#### Records for the exercise
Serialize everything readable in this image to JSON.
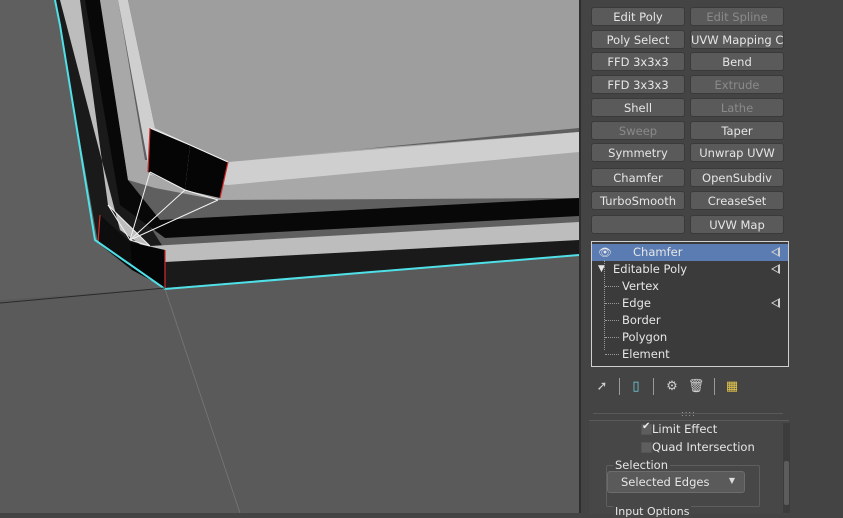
{
  "modifier_buttons": [
    {
      "label": "Edit Poly",
      "enabled": true
    },
    {
      "label": "Edit Spline",
      "enabled": false
    },
    {
      "label": "Poly Select",
      "enabled": true
    },
    {
      "label": "UVW Mapping Clear",
      "enabled": true
    },
    {
      "label": "FFD 3x3x3",
      "enabled": true
    },
    {
      "label": "Bend",
      "enabled": true
    },
    {
      "label": "FFD 3x3x3",
      "enabled": true
    },
    {
      "label": "Extrude",
      "enabled": false
    },
    {
      "label": "Shell",
      "enabled": true
    },
    {
      "label": "Lathe",
      "enabled": false
    },
    {
      "label": "Sweep",
      "enabled": false
    },
    {
      "label": "Taper",
      "enabled": true
    },
    {
      "label": "Symmetry",
      "enabled": true
    },
    {
      "label": "Unwrap UVW",
      "enabled": true
    },
    {
      "label": "Chamfer",
      "enabled": true
    },
    {
      "label": "OpenSubdiv",
      "enabled": true
    },
    {
      "label": "TurboSmooth",
      "enabled": true
    },
    {
      "label": "CreaseSet",
      "enabled": true
    },
    {
      "label": "",
      "enabled": true
    },
    {
      "label": "UVW Map",
      "enabled": true
    }
  ],
  "modifier_stack": {
    "chamfer": "Chamfer",
    "editable_poly": "Editable Poly",
    "vertex": "Vertex",
    "edge": "Edge",
    "border": "Border",
    "polygon": "Polygon",
    "element": "Element"
  },
  "toolbar_icons": [
    "pin-stack-icon",
    "show-end-result-icon",
    "make-unique-icon",
    "remove-modifier-icon",
    "configure-modifier-sets-icon"
  ],
  "parameters": {
    "limit_effect": "Limit Effect",
    "limit_effect_checked": true,
    "quad_intersection": "Quad Intersection",
    "quad_intersection_checked": false,
    "selection_group": "Selection",
    "selection_value": "Selected Edges",
    "input_options": "Input Options"
  },
  "colors": {
    "viewport_bg": "#5f5f5f",
    "selection_highlight": "#5b7cb3",
    "selected_edge": "#4fe0e8"
  }
}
########
* **Instruction**: Copy out all the data without changing anything, and drop the pictures.

* **Expected output**:
Serialize everything readable in this image to JSON.
{
  "modifier_buttons": [
    {
      "label": "Edit Poly",
      "enabled": true
    },
    {
      "label": "Edit Spline",
      "enabled": false
    },
    {
      "label": "Poly Select",
      "enabled": true
    },
    {
      "label": "UVW Mapping Clear",
      "enabled": true
    },
    {
      "label": "FFD 3x3x3",
      "enabled": true
    },
    {
      "label": "Bend",
      "enabled": true
    },
    {
      "label": "FFD 3x3x3",
      "enabled": true
    },
    {
      "label": "Extrude",
      "enabled": false
    },
    {
      "label": "Shell",
      "enabled": true
    },
    {
      "label": "Lathe",
      "enabled": false
    },
    {
      "label": "Sweep",
      "enabled": false
    },
    {
      "label": "Taper",
      "enabled": true
    },
    {
      "label": "Symmetry",
      "enabled": true
    },
    {
      "label": "Unwrap UVW",
      "enabled": true
    },
    {
      "label": "Chamfer",
      "enabled": true
    },
    {
      "label": "OpenSubdiv",
      "enabled": true
    },
    {
      "label": "TurboSmooth",
      "enabled": true
    },
    {
      "label": "CreaseSet",
      "enabled": true
    },
    {
      "label": "",
      "enabled": true
    },
    {
      "label": "UVW Map",
      "enabled": true
    }
  ],
  "modifier_stack": {
    "chamfer": "Chamfer",
    "editable_poly": "Editable Poly",
    "vertex": "Vertex",
    "edge": "Edge",
    "border": "Border",
    "polygon": "Polygon",
    "element": "Element"
  },
  "toolbar_icons": [
    "pin-stack-icon",
    "show-end-result-icon",
    "make-unique-icon",
    "remove-modifier-icon",
    "configure-modifier-sets-icon"
  ],
  "parameters": {
    "limit_effect": "Limit Effect",
    "limit_effect_checked": true,
    "quad_intersection": "Quad Intersection",
    "quad_intersection_checked": false,
    "selection_group": "Selection",
    "selection_value": "Selected Edges",
    "input_options": "Input Options"
  },
  "colors": {
    "viewport_bg": "#5f5f5f",
    "selection_highlight": "#5b7cb3",
    "selected_edge": "#4fe0e8"
  }
}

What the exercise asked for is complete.